───── Текст для чтения ─────

Коллеги, снова я со своими насущными проблемами, подскажите пожалуйста, решил не заромачиваться и попробовать репак, грозит ли что-нибудь его использование кроме уголовки? Не будет ли конфликта при клиент-серверной работе на 64-х разрядном сервере 2008?

----------


## rakanuma

Коллеги! В общем виндовс сервер 2012. Поставил все по инструкции, заработало. Но проблема в том, что после перезагрузки лицензия слетает. Ладно, слетает и слетает, поставить заново не проблема. Ставил раза три, сначала удаляя устройства мультикей и usb bus. Но вот сегодня столкнулся с тем, что не могу удалить эти драйвера - тупо пытается удалить, но не может. Что это может быть?

----------


## avm3110

> Что это может быть?


Похоже проблемы с реестром.

----------


## smit_03

> 6. Запустить файл *.reg на вопрос добавлять ли данные в реестр или что-то типа продолжить нажимаем Да;


Добрый день! Застрял пока тут.. где находится файл .reg ?  Такие файлы только в папке Dumps.......

Далее вопрос насчет пункта 7: как долго ждать? установился multikey, а "ключ" как выглядит?

"1) Удаляем старые менеджер лицензий и драйвер HASP"  ---------------------------данный пункт пропустил, так как и не было раньше ничего

"4) Запустить install_sertif.cmd (установка личного сертификата и включение тестового режима Windows 2008 x64) если не хотите жать F8 каждый раз при запуске
ПЕРЕЗАГРУЗКА" ------------------------после перезапуска не включился тестовый режим


5) Устанавливаем драйвер
Control Panel -> Add Hardware ->
Add a new hardware device ->
Install the hardware that I manually select from a list ->
Show all Devices ->
Have disk ->
Browse -> путь до каталога, с файлами vusbbus.inf, vusbbus.cat, vusbbus.sys-----------------ну и здесь комп застрял на поиске, ничего не находит, но и выбрать в ручную не дает.

───── Исходные данные ─────

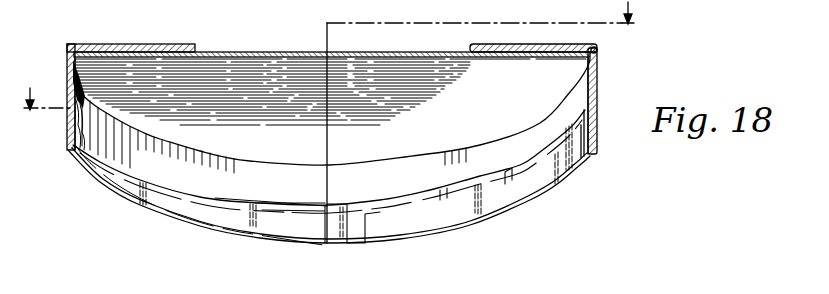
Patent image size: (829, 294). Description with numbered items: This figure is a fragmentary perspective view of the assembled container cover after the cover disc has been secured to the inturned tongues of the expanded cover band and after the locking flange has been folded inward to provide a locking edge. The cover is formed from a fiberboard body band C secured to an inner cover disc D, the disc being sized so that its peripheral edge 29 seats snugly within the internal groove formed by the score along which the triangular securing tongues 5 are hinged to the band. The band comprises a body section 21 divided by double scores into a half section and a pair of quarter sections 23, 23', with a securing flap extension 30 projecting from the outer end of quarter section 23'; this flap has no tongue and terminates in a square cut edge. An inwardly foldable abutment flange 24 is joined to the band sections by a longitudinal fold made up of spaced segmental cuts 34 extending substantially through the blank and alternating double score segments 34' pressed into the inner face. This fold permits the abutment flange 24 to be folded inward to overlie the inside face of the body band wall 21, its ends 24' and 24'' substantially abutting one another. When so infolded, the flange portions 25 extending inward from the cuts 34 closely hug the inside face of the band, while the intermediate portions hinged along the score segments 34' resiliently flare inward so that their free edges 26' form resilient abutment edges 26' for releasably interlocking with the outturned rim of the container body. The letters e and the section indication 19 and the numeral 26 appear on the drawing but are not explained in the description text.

The securing tongues 5 is at (140, 44).
The rim band e is at (178, 50).
The body band C is at (60, 72).
The body section 21 is at (600, 87).
The peripheral edge 29 is at (598, 50).
The inner cover disc D is at (287, 52).
The section line 19- 19 is at (335, 66).
The securing flap extension 30 is at (390, 170).
The flange portions 25 is at (158, 150).
The quarter section 23 is at (329, 159).
The quarter section 23' is at (271, 163).
The segmental cuts 34 is at (351, 209).
The score segments 34' is at (300, 205).
The rib 26 is at (259, 149).
The resilient abutment edges 26' is at (326, 124).
The abutment flange 24 is at (476, 212).
The flange end 24' is at (375, 237).
The flange end 24'' is at (309, 195).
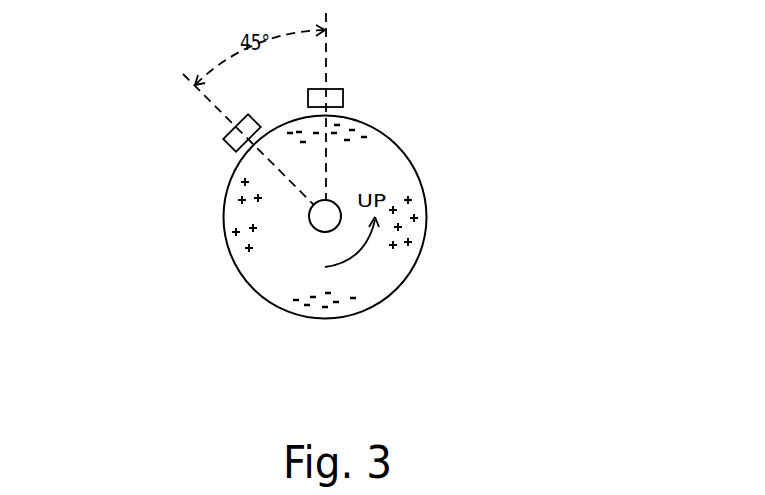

─────

- [Задание]:
Верните, пожалуйста, дословно фрагмент текста для чтения, который открывается словами, содержащими "Коллеги, снова я", и завершается словами "может. Что это может быть?".

- [Ожидаемый ответ]:
Коллеги, снова я со своими насущными проблемами, подскажите пожалуйста, решил не заромачиваться и попробовать репак, грозит ли что-нибудь его использование кроме уголовки? Не будет ли конфликта при клиент-серверной работе на 64-х разрядном сервере 2008?

----------


## rakanuma

Коллеги! В общем виндовс сервер 2012. Поставил все по инструкции, заработало. Но проблема в том, что после перезагрузки лицензия слетает. Ладно, слетает и слетает, поставить заново не проблема. Ставил раза три, сначала удаляя устройства мультикей и usb bus. Но вот сегодня столкнулся с тем, что не могу удалить эти драйвера - тупо пытается удалить, но не может. Что это может быть?